Without the images, output each record below as it stands.

· · · · · · ·

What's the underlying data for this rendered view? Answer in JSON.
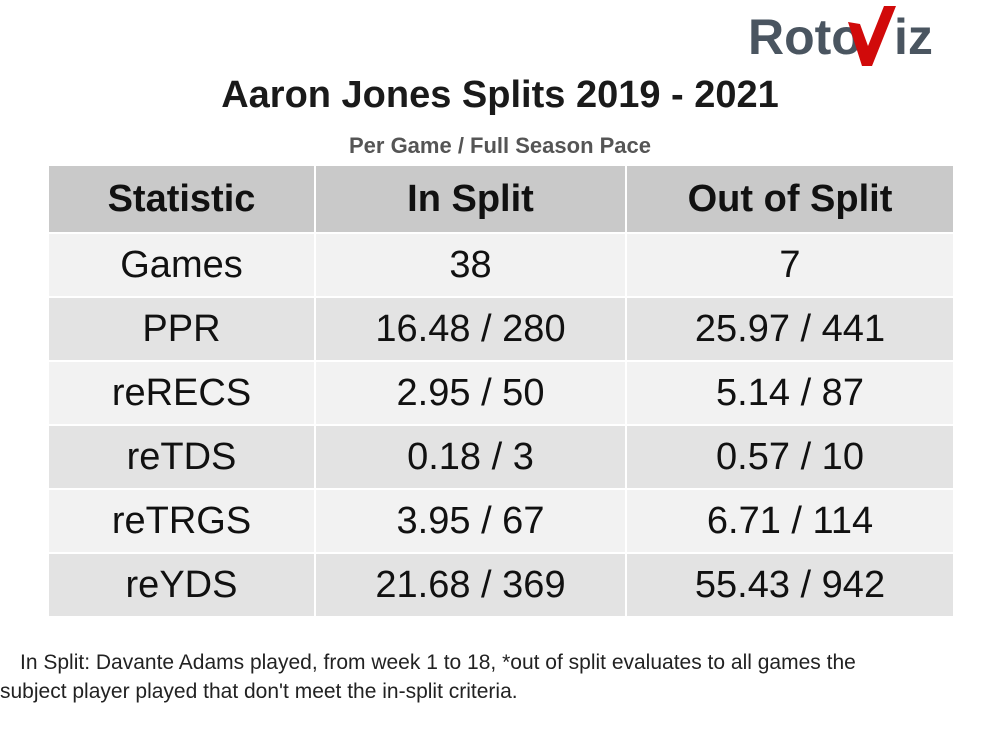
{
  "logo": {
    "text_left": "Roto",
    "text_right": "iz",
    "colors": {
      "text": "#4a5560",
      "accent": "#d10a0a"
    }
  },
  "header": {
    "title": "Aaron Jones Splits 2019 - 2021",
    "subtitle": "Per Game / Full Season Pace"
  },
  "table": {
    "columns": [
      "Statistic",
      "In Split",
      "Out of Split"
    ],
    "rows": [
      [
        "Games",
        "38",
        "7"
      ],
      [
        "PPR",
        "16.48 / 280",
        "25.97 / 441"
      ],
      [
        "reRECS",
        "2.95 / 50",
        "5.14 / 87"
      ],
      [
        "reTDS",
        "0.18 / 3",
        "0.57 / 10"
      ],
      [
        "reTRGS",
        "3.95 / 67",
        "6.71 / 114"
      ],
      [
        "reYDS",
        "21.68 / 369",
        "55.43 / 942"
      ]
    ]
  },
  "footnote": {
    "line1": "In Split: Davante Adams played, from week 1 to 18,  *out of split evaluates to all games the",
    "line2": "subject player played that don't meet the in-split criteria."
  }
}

· · · · · · ·

**Task output**
What's the underlying data for this rendered view? Answer in JSON.
{
  "logo": {
    "text_left": "Roto",
    "text_right": "iz",
    "colors": {
      "text": "#4a5560",
      "accent": "#d10a0a"
    }
  },
  "header": {
    "title": "Aaron Jones Splits 2019 - 2021",
    "subtitle": "Per Game / Full Season Pace"
  },
  "table": {
    "columns": [
      "Statistic",
      "In Split",
      "Out of Split"
    ],
    "rows": [
      [
        "Games",
        "38",
        "7"
      ],
      [
        "PPR",
        "16.48 / 280",
        "25.97 / 441"
      ],
      [
        "reRECS",
        "2.95 / 50",
        "5.14 / 87"
      ],
      [
        "reTDS",
        "0.18 / 3",
        "0.57 / 10"
      ],
      [
        "reTRGS",
        "3.95 / 67",
        "6.71 / 114"
      ],
      [
        "reYDS",
        "21.68 / 369",
        "55.43 / 942"
      ]
    ]
  },
  "footnote": {
    "line1": "In Split: Davante Adams played, from week 1 to 18,  *out of split evaluates to all games the",
    "line2": "subject player played that don't meet the in-split criteria."
  }
}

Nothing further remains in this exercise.